__Objective__
Copy out all the lines in the records that include the word "info".

__Excerpted records__
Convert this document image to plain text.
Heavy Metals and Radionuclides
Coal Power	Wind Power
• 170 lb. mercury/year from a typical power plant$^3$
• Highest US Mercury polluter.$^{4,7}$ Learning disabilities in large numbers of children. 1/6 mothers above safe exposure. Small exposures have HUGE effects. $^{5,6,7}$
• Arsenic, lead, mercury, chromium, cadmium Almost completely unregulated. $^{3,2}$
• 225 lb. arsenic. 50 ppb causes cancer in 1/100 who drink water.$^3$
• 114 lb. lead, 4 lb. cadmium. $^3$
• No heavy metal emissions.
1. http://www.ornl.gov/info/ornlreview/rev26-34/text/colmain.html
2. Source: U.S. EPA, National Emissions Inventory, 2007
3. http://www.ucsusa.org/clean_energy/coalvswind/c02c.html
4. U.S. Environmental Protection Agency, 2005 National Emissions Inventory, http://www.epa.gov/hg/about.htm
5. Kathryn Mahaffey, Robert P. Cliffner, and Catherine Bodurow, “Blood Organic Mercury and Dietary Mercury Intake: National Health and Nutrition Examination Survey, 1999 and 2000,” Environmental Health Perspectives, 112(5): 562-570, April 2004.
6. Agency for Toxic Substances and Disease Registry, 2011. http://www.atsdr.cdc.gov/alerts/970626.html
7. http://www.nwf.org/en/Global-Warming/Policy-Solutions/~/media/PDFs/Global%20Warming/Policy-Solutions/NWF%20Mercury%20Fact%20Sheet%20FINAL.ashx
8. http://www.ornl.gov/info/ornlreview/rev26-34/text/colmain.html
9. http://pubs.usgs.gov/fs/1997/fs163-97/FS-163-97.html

__Right answer__
1. http://www.ornl.gov/info/ornlreview/rev26-34/text/colmain.html
8. http://www.ornl.gov/info/ornlreview/rev26-34/text/colmain.html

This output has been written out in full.